### Your goal
Output, as a numbered list with blank lines left out, the lines from the very first one through the line containing "station-dot [1522, 376, 1531, 385]", both included.

### Dataset items
-------------------------

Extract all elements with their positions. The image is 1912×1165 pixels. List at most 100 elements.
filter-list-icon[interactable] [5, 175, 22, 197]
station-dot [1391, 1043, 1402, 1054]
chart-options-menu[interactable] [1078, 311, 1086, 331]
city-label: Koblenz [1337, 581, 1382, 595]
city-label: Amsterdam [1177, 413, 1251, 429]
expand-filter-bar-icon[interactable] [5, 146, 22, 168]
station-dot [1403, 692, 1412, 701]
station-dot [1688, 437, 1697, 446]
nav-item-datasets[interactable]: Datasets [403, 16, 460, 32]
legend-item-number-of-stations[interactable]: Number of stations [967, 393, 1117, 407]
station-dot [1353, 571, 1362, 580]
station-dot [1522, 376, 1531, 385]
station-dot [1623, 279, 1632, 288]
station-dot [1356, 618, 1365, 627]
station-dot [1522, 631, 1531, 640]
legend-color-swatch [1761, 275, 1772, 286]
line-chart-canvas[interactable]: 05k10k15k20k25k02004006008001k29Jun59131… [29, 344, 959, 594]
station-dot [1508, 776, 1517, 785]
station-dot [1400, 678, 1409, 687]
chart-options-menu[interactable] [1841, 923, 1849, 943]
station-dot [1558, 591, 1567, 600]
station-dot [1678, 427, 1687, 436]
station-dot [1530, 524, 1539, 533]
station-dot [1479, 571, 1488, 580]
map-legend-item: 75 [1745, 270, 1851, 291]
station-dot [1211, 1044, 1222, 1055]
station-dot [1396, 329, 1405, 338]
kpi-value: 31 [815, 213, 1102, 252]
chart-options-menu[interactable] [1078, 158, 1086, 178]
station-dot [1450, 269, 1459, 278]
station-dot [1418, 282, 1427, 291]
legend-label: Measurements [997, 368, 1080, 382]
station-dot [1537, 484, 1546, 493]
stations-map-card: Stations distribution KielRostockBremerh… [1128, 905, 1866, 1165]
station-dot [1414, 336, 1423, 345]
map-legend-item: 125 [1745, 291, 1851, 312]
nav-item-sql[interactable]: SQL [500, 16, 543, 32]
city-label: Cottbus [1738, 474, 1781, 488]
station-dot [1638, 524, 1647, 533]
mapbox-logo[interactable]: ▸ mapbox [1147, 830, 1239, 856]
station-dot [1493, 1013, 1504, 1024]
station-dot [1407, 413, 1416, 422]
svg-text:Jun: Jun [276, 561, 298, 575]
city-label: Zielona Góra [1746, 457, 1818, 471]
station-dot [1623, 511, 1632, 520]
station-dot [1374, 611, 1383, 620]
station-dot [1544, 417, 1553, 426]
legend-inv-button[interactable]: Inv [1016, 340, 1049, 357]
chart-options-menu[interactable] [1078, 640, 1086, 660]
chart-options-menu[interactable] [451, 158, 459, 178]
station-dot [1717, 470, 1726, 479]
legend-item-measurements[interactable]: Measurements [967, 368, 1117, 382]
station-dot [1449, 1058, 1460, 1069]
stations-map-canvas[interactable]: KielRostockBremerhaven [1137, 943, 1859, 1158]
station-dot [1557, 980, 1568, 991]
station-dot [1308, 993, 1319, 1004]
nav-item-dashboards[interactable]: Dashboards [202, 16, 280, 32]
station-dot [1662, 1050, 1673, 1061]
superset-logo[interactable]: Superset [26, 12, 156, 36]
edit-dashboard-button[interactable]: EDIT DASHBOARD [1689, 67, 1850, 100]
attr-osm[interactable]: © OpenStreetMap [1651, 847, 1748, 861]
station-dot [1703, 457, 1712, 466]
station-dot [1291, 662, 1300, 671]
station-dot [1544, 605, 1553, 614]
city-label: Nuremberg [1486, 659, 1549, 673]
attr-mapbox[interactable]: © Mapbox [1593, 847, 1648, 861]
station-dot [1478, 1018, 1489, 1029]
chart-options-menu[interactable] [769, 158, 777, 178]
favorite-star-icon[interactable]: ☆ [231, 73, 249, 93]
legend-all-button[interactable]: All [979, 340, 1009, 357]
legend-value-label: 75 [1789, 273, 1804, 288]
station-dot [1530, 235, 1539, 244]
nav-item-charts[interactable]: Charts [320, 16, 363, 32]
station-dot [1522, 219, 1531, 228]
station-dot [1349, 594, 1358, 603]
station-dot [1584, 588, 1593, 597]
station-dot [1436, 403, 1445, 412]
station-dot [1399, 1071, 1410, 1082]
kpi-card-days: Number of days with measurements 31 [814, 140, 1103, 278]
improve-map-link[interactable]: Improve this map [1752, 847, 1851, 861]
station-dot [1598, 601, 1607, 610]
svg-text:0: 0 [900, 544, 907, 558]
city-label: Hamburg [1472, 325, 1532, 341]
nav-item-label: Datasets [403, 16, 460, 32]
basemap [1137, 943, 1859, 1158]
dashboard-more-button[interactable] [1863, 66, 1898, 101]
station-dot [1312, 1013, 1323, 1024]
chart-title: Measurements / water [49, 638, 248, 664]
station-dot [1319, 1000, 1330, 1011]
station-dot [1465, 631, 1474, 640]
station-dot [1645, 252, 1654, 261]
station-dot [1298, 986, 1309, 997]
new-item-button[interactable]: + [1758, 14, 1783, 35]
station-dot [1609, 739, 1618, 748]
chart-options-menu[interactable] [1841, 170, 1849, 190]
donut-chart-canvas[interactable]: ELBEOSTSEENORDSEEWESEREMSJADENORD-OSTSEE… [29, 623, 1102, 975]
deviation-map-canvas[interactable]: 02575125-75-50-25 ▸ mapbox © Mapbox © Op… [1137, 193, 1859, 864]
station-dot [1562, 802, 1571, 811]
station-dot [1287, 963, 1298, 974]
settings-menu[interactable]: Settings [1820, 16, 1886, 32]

-------------------------

### The output
1. Extract all elements with their positions. The image is 1912×1165 pixels. List at most 100 elements.
2. filter-list-icon[interactable] [5, 175, 22, 197]
3. station-dot [1391, 1043, 1402, 1054]
4. chart-options-menu[interactable] [1078, 311, 1086, 331]
5. city-label: Koblenz [1337, 581, 1382, 595]
6. city-label: Amsterdam [1177, 413, 1251, 429]
7. expand-filter-bar-icon[interactable] [5, 146, 22, 168]
8. station-dot [1403, 692, 1412, 701]
9. station-dot [1688, 437, 1697, 446]
10. nav-item-datasets[interactable]: Datasets [403, 16, 460, 32]
11. legend-item-number-of-stations[interactable]: Number of stations [967, 393, 1117, 407]
12. station-dot [1353, 571, 1362, 580]
13. station-dot [1522, 376, 1531, 385]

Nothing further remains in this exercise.